Exercise materials =
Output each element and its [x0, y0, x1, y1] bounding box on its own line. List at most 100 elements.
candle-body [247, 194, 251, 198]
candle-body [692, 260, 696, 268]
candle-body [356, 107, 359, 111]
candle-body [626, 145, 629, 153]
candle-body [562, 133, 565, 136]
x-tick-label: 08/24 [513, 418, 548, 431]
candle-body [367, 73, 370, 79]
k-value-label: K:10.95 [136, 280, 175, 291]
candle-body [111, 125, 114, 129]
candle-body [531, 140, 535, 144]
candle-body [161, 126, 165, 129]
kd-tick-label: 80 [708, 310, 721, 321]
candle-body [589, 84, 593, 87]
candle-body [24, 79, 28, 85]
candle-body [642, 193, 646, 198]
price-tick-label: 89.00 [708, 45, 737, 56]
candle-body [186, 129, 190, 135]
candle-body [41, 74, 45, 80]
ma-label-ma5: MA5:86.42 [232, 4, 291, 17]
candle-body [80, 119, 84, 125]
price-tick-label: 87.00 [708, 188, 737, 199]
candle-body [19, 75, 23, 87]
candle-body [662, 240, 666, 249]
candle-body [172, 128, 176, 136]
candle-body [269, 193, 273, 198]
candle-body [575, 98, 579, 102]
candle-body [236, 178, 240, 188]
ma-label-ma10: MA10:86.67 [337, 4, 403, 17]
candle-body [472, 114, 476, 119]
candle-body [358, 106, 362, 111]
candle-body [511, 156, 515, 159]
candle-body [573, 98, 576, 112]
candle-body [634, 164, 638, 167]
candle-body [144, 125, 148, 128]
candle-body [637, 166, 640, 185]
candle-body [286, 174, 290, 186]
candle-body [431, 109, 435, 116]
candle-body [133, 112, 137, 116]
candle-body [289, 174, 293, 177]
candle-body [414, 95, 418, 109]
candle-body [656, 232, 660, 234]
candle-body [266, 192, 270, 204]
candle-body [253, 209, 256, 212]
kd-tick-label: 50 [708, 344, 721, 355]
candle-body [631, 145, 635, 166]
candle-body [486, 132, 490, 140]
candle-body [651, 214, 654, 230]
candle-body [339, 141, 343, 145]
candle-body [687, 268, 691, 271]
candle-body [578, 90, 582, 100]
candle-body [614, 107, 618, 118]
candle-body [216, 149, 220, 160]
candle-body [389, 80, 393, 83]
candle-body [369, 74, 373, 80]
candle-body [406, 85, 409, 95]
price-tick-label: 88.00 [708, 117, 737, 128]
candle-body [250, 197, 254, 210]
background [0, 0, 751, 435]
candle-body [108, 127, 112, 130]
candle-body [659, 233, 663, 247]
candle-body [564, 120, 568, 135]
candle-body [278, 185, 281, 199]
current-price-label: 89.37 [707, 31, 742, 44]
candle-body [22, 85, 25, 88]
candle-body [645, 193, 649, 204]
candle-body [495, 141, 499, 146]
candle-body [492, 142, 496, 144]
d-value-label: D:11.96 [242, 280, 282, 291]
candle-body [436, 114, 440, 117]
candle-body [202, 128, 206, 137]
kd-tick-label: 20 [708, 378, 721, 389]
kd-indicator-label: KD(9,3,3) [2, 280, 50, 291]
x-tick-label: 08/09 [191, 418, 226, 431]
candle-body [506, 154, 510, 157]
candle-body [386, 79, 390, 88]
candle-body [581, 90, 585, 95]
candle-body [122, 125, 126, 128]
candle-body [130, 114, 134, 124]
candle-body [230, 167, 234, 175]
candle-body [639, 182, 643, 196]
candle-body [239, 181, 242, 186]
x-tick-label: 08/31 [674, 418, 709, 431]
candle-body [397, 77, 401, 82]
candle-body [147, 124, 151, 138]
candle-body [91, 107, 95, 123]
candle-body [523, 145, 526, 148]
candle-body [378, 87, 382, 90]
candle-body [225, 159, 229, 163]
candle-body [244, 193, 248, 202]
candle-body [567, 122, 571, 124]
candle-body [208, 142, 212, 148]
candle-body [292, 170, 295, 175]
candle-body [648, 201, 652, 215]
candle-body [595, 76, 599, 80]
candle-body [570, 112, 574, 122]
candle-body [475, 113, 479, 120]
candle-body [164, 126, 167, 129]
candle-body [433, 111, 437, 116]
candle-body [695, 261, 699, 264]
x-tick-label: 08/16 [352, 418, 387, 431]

Job = Repeat every line of the data, substituting "date-label" for "x-tick-label" wherever it occurs and leaving everything else unchanged.

Answer below =
Output each element and its [x0, y0, x1, y1] bounding box on its own line. List at most 100 elements.
candle-body [247, 194, 251, 198]
candle-body [692, 260, 696, 268]
candle-body [356, 107, 359, 111]
candle-body [626, 145, 629, 153]
candle-body [562, 133, 565, 136]
date-label: 08/24 [513, 418, 548, 431]
candle-body [367, 73, 370, 79]
k-value-label: K:10.95 [136, 280, 175, 291]
candle-body [111, 125, 114, 129]
candle-body [531, 140, 535, 144]
candle-body [161, 126, 165, 129]
kd-tick-label: 80 [708, 310, 721, 321]
candle-body [589, 84, 593, 87]
candle-body [24, 79, 28, 85]
candle-body [642, 193, 646, 198]
price-tick-label: 89.00 [708, 45, 737, 56]
candle-body [186, 129, 190, 135]
candle-body [41, 74, 45, 80]
ma-label-ma5: MA5:86.42 [232, 4, 291, 17]
candle-body [80, 119, 84, 125]
price-tick-label: 87.00 [708, 188, 737, 199]
candle-body [19, 75, 23, 87]
candle-body [662, 240, 666, 249]
candle-body [172, 128, 176, 136]
candle-body [269, 193, 273, 198]
candle-body [575, 98, 579, 102]
candle-body [236, 178, 240, 188]
ma-label-ma10: MA10:86.67 [337, 4, 403, 17]
candle-body [472, 114, 476, 119]
candle-body [358, 106, 362, 111]
candle-body [511, 156, 515, 159]
candle-body [573, 98, 576, 112]
candle-body [634, 164, 638, 167]
candle-body [144, 125, 148, 128]
candle-body [637, 166, 640, 185]
candle-body [286, 174, 290, 186]
candle-body [431, 109, 435, 116]
candle-body [133, 112, 137, 116]
candle-body [289, 174, 293, 177]
candle-body [414, 95, 418, 109]
candle-body [656, 232, 660, 234]
candle-body [266, 192, 270, 204]
candle-body [253, 209, 256, 212]
kd-tick-label: 50 [708, 344, 721, 355]
candle-body [631, 145, 635, 166]
candle-body [486, 132, 490, 140]
candle-body [651, 214, 654, 230]
candle-body [339, 141, 343, 145]
candle-body [687, 268, 691, 271]
candle-body [578, 90, 582, 100]
candle-body [614, 107, 618, 118]
candle-body [216, 149, 220, 160]
candle-body [389, 80, 393, 83]
candle-body [369, 74, 373, 80]
candle-body [406, 85, 409, 95]
price-tick-label: 88.00 [708, 117, 737, 128]
candle-body [250, 197, 254, 210]
background [0, 0, 751, 435]
candle-body [108, 127, 112, 130]
candle-body [659, 233, 663, 247]
candle-body [564, 120, 568, 135]
candle-body [278, 185, 281, 199]
current-price-label: 89.37 [707, 31, 742, 44]
candle-body [22, 85, 25, 88]
candle-body [645, 193, 649, 204]
candle-body [495, 141, 499, 146]
candle-body [492, 142, 496, 144]
d-value-label: D:11.96 [242, 280, 282, 291]
candle-body [436, 114, 440, 117]
candle-body [202, 128, 206, 137]
kd-tick-label: 20 [708, 378, 721, 389]
kd-indicator-label: KD(9,3,3) [2, 280, 50, 291]
date-label: 08/09 [191, 418, 226, 431]
candle-body [506, 154, 510, 157]
candle-body [386, 79, 390, 88]
candle-body [581, 90, 585, 95]
candle-body [122, 125, 126, 128]
candle-body [130, 114, 134, 124]
candle-body [230, 167, 234, 175]
candle-body [639, 182, 643, 196]
candle-body [239, 181, 242, 186]
date-label: 08/31 [674, 418, 709, 431]
candle-body [397, 77, 401, 82]
candle-body [147, 124, 151, 138]
candle-body [91, 107, 95, 123]
candle-body [523, 145, 526, 148]
candle-body [378, 87, 382, 90]
candle-body [225, 159, 229, 163]
candle-body [244, 193, 248, 202]
candle-body [567, 122, 571, 124]
candle-body [208, 142, 212, 148]
candle-body [292, 170, 295, 175]
candle-body [648, 201, 652, 215]
candle-body [595, 76, 599, 80]
candle-body [570, 112, 574, 122]
candle-body [475, 113, 479, 120]
candle-body [164, 126, 167, 129]
candle-body [433, 111, 437, 116]
candle-body [695, 261, 699, 264]
date-label: 08/16 [352, 418, 387, 431]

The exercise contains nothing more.